━━ Data provided

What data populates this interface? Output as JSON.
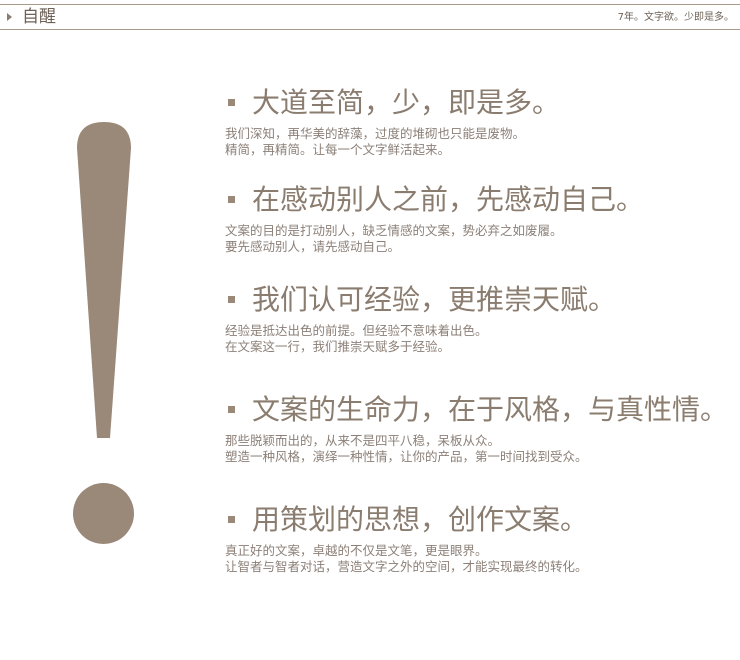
{
  "header": {
    "title": "自醒",
    "tagline": "7年。文字欲。少即是多。"
  },
  "items": [
    {
      "heading": "大道至简，少，即是多。",
      "line1": "我们深知，再华美的辞藻，过度的堆砌也只能是废物。",
      "line2": "精简，再精简。让每一个文字鲜活起来。"
    },
    {
      "heading": "在感动别人之前，先感动自己。",
      "line1": "文案的目的是打动别人，缺乏情感的文案，势必弃之如废履。",
      "line2": "要先感动别人，请先感动自己。"
    },
    {
      "heading": "我们认可经验，更推崇天赋。",
      "line1": "经验是抵达出色的前提。但经验不意味着出色。",
      "line2": "在文案这一行，我们推崇天赋多于经验。"
    },
    {
      "heading": "文案的生命力，在于风格，与真性情。",
      "line1": "那些脱颖而出的，从来不是四平八稳，呆板从众。",
      "line2": "塑造一种风格，演绎一种性情，让你的产品，第一时间找到受众。"
    },
    {
      "heading": "用策划的思想，创作文案。",
      "line1": "真正好的文案，卓越的不仅是文笔，更是眼界。",
      "line2": "让智者与智者对话，营造文字之外的空间，才能实现最终的转化。"
    }
  ],
  "colors": {
    "accent": "#9a8878",
    "text": "#8a7c6e",
    "border": "#a89a8b"
  }
}
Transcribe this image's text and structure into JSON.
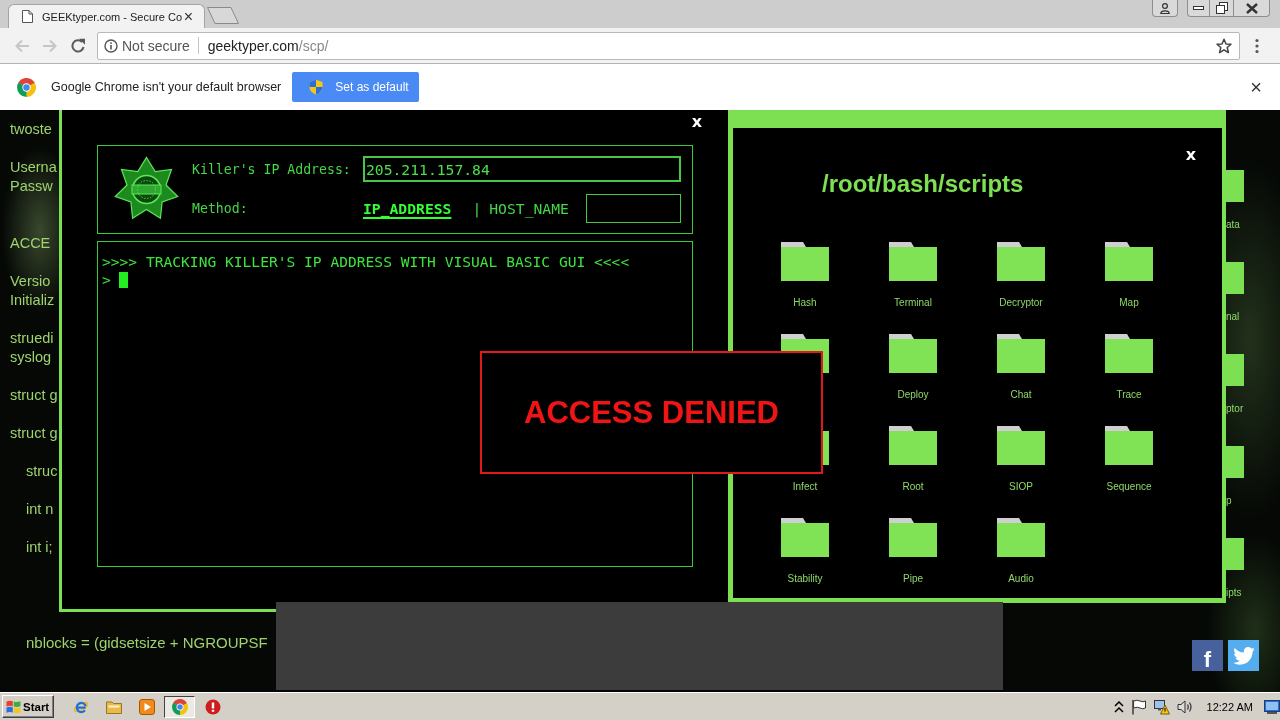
{
  "browser": {
    "tabs": [
      {
        "title": "GEEKtyper.com - Secure Co",
        "close": "×",
        "selected": true
      }
    ],
    "nav": [
      {
        "kind": "back",
        "disabled": true
      },
      {
        "kind": "forward",
        "disabled": true
      },
      {
        "kind": "reload",
        "disabled": false
      }
    ],
    "address": {
      "security": "Not secure",
      "host": "geektyper.com",
      "path": "/scp/"
    },
    "infobar": {
      "message": "Google Chrome isn't your default browser",
      "button": "Set as default",
      "close": "×"
    }
  },
  "page": {
    "code_lines": [
      {
        "lines": [
          "twoste"
        ]
      },
      {
        "lines": [
          "Userna",
          "Passw"
        ]
      },
      {
        "lines": [
          "ACCE"
        ]
      },
      {
        "lines": [
          "Versio",
          "Initializ"
        ]
      },
      {
        "lines": [
          "struedi",
          "syslog"
        ]
      },
      {
        "lines": [
          "struct g"
        ]
      },
      {
        "lines": [
          "struct g"
        ],
        "children": [
          {
            "lines": [
              "struc"
            ]
          },
          {
            "lines": [
              "int n"
            ]
          },
          {
            "lines": [
              "int i;"
            ]
          },
          {
            "lines": [
              "nblocks = (gidsetsize + NGROUPSF"
            ]
          }
        ]
      }
    ],
    "desktop_icons": [
      {
        "label": "ata"
      },
      {
        "label": "nal"
      },
      {
        "label": "ptor"
      },
      {
        "label": "p"
      },
      {
        "label": "ipts"
      }
    ],
    "tracker_window": {
      "close": "x",
      "ip_label": "Killer's IP Address:",
      "ip_value": "205.211.157.84",
      "method_label": "Method:",
      "methods": [
        {
          "label": "IP_ADDRESS",
          "selected": true
        },
        {
          "label": "HOST_NAME",
          "selected": false
        }
      ],
      "separator": "|",
      "terminal": {
        "lines": [
          ">>>> TRACKING KILLER'S IP ADDRESS WITH VISUAL BASIC GUI <<<<"
        ],
        "prompt": ">",
        "cursor": true
      }
    },
    "scripts_window": {
      "close": "x",
      "title": "/root/bash/scripts",
      "folders": [
        {
          "kind": "folder",
          "label": "Hash"
        },
        {
          "kind": "folder",
          "label": "Terminal"
        },
        {
          "kind": "folder",
          "label": "Decryptor"
        },
        {
          "kind": "folder",
          "label": "Map"
        },
        {
          "kind": "folder"
        },
        {
          "kind": "folder",
          "label": "Deploy"
        },
        {
          "kind": "folder",
          "label": "Chat"
        },
        {
          "kind": "folder",
          "label": "Trace"
        },
        {
          "kind": "folder",
          "label": "Infect"
        },
        {
          "kind": "folder",
          "label": "Root"
        },
        {
          "kind": "folder",
          "label": "SIOP"
        },
        {
          "kind": "folder",
          "label": "Sequence"
        },
        {
          "kind": "folder",
          "label": "Stability"
        },
        {
          "kind": "folder",
          "label": "Pipe"
        },
        {
          "kind": "folder",
          "label": "Audio"
        }
      ]
    },
    "alert": {
      "message": "ACCESS DENIED"
    },
    "share_buttons": [
      {
        "kind": "facebook",
        "label": "f"
      },
      {
        "kind": "twitter"
      }
    ]
  },
  "taskbar": {
    "start": "Start",
    "apps": [
      {
        "kind": "ie",
        "selected": false
      },
      {
        "kind": "explorer",
        "selected": false
      },
      {
        "kind": "media",
        "selected": false
      },
      {
        "kind": "chrome",
        "selected": true
      },
      {
        "kind": "stop",
        "selected": false
      }
    ],
    "tray": [
      {
        "kind": "chevron"
      },
      {
        "kind": "flag"
      },
      {
        "kind": "network"
      },
      {
        "kind": "speaker"
      }
    ],
    "clock": "12:22 AM"
  }
}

━━━━

• What needs to be done: Report the number of lines containing the string "this" and add nothing to it.

• Exercise solution: 2